- [Aim of the task]: Show each line of the data below that has the string "应征公民入伍批准书" in it.

Stored entries

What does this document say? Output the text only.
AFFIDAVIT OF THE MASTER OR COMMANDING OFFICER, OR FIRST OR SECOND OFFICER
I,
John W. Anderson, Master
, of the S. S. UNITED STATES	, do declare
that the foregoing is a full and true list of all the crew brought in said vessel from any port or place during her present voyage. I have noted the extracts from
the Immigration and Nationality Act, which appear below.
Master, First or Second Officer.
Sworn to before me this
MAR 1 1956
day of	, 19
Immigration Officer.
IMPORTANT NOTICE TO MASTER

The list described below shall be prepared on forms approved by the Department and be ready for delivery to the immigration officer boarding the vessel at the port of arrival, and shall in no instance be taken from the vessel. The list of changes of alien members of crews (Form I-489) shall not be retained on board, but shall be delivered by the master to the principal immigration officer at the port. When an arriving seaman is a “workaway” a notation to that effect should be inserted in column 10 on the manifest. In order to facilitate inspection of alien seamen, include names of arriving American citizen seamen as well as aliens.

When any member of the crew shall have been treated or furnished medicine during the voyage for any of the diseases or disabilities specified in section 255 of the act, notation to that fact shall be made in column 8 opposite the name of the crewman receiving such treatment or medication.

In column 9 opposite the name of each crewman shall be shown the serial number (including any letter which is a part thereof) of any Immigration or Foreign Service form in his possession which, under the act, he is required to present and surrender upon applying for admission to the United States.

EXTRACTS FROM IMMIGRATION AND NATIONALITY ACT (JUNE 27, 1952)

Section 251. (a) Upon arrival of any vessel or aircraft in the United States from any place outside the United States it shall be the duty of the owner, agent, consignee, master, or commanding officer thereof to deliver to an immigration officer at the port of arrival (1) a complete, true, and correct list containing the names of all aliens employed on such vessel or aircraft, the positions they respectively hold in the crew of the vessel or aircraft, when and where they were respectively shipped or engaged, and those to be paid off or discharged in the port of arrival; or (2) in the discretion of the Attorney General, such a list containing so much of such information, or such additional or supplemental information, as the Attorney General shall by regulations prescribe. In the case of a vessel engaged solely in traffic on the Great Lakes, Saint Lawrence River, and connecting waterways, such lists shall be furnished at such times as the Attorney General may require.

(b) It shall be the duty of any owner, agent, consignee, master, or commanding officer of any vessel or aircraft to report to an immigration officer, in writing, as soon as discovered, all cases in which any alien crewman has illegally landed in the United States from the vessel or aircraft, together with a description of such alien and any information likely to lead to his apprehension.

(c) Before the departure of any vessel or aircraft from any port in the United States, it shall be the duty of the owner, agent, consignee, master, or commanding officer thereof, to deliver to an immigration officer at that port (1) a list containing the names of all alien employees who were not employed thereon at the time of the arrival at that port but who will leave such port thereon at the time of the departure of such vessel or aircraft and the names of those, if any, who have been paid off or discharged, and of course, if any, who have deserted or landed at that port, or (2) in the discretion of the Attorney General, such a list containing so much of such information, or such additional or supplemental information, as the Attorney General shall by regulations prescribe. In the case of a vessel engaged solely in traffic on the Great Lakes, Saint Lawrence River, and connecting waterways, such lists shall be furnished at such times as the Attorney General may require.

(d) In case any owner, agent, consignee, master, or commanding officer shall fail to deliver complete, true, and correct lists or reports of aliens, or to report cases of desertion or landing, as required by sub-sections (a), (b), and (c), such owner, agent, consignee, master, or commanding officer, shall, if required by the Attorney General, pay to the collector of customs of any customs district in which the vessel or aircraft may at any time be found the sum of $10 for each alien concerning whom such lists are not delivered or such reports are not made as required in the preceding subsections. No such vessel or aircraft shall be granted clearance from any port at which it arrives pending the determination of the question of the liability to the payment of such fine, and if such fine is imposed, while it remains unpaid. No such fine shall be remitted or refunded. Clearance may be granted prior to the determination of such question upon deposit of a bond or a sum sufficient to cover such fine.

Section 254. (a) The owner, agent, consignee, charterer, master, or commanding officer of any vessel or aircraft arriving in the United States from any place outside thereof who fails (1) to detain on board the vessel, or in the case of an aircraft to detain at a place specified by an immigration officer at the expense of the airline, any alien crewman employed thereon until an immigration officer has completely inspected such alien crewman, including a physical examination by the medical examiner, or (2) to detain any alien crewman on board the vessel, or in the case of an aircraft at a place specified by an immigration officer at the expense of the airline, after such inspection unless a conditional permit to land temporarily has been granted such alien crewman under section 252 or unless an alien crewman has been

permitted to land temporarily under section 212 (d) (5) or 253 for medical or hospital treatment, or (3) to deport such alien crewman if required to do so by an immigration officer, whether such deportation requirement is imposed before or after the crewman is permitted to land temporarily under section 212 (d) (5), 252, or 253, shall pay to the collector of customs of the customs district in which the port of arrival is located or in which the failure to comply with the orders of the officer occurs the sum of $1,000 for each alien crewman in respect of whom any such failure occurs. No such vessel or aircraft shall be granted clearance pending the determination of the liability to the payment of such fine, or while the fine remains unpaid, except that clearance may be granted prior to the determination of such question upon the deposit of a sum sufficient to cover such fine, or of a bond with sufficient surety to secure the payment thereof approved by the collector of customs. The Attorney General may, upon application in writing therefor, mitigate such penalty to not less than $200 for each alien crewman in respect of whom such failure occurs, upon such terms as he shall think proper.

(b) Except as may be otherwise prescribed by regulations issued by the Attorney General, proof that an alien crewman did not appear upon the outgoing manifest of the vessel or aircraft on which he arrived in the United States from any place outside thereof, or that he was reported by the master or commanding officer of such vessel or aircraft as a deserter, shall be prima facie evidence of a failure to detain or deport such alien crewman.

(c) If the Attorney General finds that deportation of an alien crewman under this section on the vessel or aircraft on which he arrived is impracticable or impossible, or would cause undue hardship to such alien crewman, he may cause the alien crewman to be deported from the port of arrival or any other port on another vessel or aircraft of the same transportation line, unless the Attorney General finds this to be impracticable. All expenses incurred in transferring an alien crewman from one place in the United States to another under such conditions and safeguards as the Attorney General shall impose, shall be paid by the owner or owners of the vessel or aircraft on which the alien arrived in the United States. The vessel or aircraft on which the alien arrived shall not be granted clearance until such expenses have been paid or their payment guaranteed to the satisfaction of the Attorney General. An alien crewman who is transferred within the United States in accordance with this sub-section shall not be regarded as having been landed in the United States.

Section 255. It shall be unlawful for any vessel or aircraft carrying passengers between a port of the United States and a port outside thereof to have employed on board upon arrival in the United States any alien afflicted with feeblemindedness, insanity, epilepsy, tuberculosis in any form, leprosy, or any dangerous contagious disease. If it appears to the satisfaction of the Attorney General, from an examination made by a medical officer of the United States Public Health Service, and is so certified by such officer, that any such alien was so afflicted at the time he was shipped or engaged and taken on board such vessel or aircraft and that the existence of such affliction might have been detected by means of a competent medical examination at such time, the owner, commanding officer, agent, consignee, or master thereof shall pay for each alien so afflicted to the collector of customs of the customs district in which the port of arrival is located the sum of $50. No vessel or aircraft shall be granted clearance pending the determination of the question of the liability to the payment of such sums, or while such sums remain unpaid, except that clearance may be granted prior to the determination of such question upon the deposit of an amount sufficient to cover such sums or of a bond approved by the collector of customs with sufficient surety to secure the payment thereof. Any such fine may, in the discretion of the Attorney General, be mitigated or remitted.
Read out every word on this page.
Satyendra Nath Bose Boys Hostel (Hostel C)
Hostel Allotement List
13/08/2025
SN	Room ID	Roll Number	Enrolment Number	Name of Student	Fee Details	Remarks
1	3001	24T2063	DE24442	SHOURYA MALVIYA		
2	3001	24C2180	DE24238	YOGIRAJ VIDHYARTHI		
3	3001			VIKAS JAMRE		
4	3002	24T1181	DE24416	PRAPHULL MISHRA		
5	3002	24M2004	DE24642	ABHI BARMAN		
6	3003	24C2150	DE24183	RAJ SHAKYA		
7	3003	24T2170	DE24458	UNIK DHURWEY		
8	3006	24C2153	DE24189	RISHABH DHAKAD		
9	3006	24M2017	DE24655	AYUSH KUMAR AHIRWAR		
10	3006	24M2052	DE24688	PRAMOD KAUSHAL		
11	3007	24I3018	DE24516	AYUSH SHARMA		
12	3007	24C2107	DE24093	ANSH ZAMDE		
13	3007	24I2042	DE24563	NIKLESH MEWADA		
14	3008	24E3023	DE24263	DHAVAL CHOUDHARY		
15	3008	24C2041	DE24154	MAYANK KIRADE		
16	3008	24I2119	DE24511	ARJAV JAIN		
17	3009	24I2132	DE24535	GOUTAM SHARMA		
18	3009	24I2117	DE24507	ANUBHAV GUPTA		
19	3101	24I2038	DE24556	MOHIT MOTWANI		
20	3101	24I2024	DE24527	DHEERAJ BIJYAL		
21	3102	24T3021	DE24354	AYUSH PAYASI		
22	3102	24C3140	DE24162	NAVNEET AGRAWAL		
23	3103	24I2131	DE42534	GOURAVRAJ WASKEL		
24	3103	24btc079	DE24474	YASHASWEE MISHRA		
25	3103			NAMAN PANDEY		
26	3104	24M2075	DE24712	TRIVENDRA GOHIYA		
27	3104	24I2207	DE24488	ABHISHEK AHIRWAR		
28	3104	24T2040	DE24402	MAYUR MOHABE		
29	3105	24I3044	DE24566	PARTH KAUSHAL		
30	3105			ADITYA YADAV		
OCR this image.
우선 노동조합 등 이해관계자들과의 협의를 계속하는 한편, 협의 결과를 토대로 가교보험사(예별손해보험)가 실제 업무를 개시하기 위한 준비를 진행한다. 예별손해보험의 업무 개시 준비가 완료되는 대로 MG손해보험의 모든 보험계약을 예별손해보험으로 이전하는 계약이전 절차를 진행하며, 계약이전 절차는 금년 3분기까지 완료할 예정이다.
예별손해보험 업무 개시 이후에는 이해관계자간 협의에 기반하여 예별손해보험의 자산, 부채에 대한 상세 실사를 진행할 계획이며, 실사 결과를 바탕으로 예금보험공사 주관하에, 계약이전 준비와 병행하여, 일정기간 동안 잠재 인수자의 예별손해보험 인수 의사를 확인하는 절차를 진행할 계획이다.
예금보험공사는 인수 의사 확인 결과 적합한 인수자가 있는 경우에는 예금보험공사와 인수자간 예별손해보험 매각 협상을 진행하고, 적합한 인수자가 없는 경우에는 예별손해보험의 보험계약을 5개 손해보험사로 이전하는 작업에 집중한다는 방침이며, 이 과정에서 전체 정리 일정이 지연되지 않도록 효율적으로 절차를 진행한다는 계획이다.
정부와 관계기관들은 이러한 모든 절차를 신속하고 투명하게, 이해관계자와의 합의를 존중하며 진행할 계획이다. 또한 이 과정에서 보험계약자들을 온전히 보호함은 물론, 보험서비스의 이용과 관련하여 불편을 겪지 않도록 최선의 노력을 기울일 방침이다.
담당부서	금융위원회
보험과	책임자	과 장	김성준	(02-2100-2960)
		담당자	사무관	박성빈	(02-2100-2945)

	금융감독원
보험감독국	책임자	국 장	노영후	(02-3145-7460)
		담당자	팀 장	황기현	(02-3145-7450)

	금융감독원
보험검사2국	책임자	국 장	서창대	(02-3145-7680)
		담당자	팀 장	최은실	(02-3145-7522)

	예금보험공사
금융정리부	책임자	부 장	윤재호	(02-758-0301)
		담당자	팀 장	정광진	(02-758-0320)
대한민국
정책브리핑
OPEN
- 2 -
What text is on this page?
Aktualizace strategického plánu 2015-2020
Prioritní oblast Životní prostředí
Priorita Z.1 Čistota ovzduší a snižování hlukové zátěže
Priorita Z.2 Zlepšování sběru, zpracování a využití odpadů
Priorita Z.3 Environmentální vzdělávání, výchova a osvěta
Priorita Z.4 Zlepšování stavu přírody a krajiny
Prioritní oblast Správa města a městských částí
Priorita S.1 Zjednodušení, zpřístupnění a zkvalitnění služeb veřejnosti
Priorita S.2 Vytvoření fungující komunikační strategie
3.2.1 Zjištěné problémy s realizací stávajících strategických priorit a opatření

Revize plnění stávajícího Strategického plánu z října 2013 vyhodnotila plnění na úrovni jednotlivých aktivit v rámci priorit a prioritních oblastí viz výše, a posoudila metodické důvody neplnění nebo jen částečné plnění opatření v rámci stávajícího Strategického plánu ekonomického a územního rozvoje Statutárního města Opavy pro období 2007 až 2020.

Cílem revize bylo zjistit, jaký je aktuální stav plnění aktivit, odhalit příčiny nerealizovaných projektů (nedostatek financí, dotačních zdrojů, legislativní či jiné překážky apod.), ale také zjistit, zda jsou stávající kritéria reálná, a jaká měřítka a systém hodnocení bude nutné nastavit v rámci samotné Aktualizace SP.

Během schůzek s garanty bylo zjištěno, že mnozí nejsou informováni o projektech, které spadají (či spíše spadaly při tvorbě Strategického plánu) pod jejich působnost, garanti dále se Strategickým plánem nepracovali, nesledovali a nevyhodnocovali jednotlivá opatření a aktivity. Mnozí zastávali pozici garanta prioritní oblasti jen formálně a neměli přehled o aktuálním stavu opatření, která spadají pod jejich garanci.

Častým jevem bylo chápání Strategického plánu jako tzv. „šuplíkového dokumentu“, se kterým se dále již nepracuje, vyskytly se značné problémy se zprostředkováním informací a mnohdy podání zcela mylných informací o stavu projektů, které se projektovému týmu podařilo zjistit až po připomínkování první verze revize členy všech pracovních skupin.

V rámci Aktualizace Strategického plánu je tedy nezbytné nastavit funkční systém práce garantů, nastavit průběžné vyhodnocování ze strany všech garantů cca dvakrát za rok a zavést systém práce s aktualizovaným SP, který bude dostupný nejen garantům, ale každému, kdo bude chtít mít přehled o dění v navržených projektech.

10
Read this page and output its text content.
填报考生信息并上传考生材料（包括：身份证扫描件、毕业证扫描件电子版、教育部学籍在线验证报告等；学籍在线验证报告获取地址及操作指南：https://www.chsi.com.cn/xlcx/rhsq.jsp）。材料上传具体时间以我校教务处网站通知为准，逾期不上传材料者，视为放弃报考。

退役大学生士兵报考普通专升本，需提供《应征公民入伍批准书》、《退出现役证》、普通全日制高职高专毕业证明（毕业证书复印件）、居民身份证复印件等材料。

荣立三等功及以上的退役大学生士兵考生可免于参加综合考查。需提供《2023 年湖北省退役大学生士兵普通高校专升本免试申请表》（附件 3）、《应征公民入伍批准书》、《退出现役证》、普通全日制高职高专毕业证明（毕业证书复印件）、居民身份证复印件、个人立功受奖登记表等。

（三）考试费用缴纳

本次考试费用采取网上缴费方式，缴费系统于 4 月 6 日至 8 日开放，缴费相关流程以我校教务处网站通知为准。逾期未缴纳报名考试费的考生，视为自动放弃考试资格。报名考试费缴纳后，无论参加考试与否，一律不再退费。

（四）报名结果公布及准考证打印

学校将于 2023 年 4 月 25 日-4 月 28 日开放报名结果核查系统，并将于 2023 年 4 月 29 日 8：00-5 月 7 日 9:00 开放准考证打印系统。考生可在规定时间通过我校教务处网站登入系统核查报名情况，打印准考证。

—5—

- [Solution to the exercise]:
退役大学生士兵报考普通专升本，需提供《应征公民入伍批准书》、《退出现役证》、普通全日制高职高专毕业证明（毕业证书复印件）、居民身份证复印件等材料。
荣立三等功及以上的退役大学生士兵考生可免于参加综合考查。需提供《2023 年湖北省退役大学生士兵普通高校专升本免试申请表》（附件 3）、《应征公民入伍批准书》、《退出现役证》、普通全日制高职高专毕业证明（毕业证书复印件）、居民身份证复印件、个人立功受奖登记表等。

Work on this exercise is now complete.